Objective – Reproduce the listing below without changes, except that pictures are left out.
*** Records for this exercise
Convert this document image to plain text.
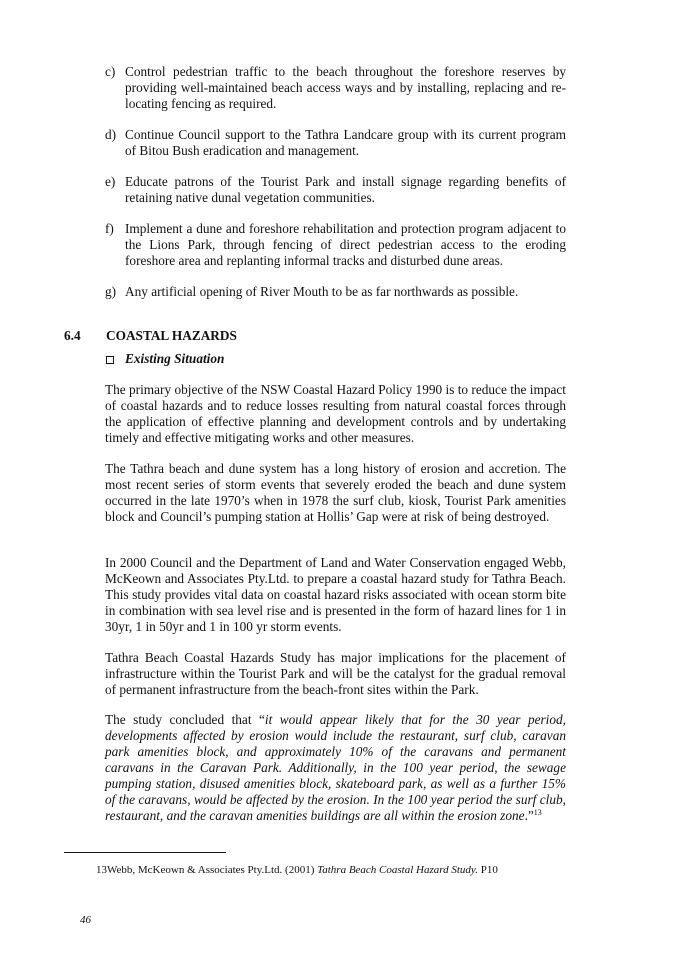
c) Control pedestrian traffic to the beach throughout the foreshore reserves by providing well-maintained beach access ways and by installing, replacing and re-locating fencing as required.
d) Continue Council support to the Tathra Landcare group with its current program of Bitou Bush eradication and management.
e) Educate patrons of the Tourist Park and install signage regarding benefits of retaining native dunal vegetation communities.
f) Implement a dune and foreshore rehabilitation and protection program adjacent to the Lions Park, through fencing of direct pedestrian access to the eroding foreshore area and replanting informal tracks and disturbed dune areas.
g) Any artificial opening of River Mouth to be as far northwards as possible.
6.4 COASTAL HAZARDS
Existing Situation
The primary objective of the NSW Coastal Hazard Policy 1990 is to reduce the impact of coastal hazards and to reduce losses resulting from natural coastal forces through the application of effective planning and development controls and by undertaking timely and effective mitigating works and other measures.
The Tathra beach and dune system has a long history of erosion and accretion. The most recent series of storm events that severely eroded the beach and dune system occurred in the late 1970’s when in 1978 the surf club, kiosk, Tourist Park amenities block and Council’s pumping station at Hollis’ Gap were at risk of being destroyed.
In 2000 Council and the Department of Land and Water Conservation engaged Webb, McKeown and Associates Pty.Ltd. to prepare a coastal hazard study for Tathra Beach. This study provides vital data on coastal hazard risks associated with ocean storm bite in combination with sea level rise and is presented in the form of hazard lines for 1 in 30yr, 1 in 50yr and 1 in 100 yr storm events.
Tathra Beach Coastal Hazards Study has major implications for the placement of infrastructure within the Tourist Park and will be the catalyst for the gradual removal of permanent infrastructure from the beach-front sites within the Park.
The study concluded that “it would appear likely that for the 30 year period, developments affected by erosion would include the restaurant, surf club, caravan park amenities block, and approximately 10% of the caravans and permanent caravans in the Caravan Park. Additionally, in the 100 year period, the sewage pumping station, disused amenities block, skateboard park, as well as a further 15% of the caravans, would be affected by the erosion. In the 100 year period the surf club, restaurant, and the caravan amenities buildings are all within the erosion zone.”$^{13}$
13Webb, McKeown & Associates Pty.Ltd. (2001) Tathra Beach Coastal Hazard Study. P10
46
******
Completed task –
Convert this document image to plain text.
c) Control pedestrian traffic to the beach throughout the foreshore reserves by providing well-maintained beach access ways and by installing, replacing and re-locating fencing as required.
d) Continue Council support to the Tathra Landcare group with its current program of Bitou Bush eradication and management.
e) Educate patrons of the Tourist Park and install signage regarding benefits of retaining native dunal vegetation communities.
f) Implement a dune and foreshore rehabilitation and protection program adjacent to the Lions Park, through fencing of direct pedestrian access to the eroding foreshore area and replanting informal tracks and disturbed dune areas.
g) Any artificial opening of River Mouth to be as far northwards as possible.
6.4 COASTAL HAZARDS
Existing Situation
The primary objective of the NSW Coastal Hazard Policy 1990 is to reduce the impact of coastal hazards and to reduce losses resulting from natural coastal forces through the application of effective planning and development controls and by undertaking timely and effective mitigating works and other measures.
The Tathra beach and dune system has a long history of erosion and accretion. The most recent series of storm events that severely eroded the beach and dune system occurred in the late 1970’s when in 1978 the surf club, kiosk, Tourist Park amenities block and Council’s pumping station at Hollis’ Gap were at risk of being destroyed.
In 2000 Council and the Department of Land and Water Conservation engaged Webb, McKeown and Associates Pty.Ltd. to prepare a coastal hazard study for Tathra Beach. This study provides vital data on coastal hazard risks associated with ocean storm bite in combination with sea level rise and is presented in the form of hazard lines for 1 in 30yr, 1 in 50yr and 1 in 100 yr storm events.
Tathra Beach Coastal Hazards Study has major implications for the placement of infrastructure within the Tourist Park and will be the catalyst for the gradual removal of permanent infrastructure from the beach-front sites within the Park.
The study concluded that “it would appear likely that for the 30 year period, developments affected by erosion would include the restaurant, surf club, caravan park amenities block, and approximately 10% of the caravans and permanent caravans in the Caravan Park. Additionally, in the 100 year period, the sewage pumping station, disused amenities block, skateboard park, as well as a further 15% of the caravans, would be affected by the erosion. In the 100 year period the surf club, restaurant, and the caravan amenities buildings are all within the erosion zone.”$^{13}$
13Webb, McKeown & Associates Pty.Ltd. (2001) Tathra Beach Coastal Hazard Study. P10
46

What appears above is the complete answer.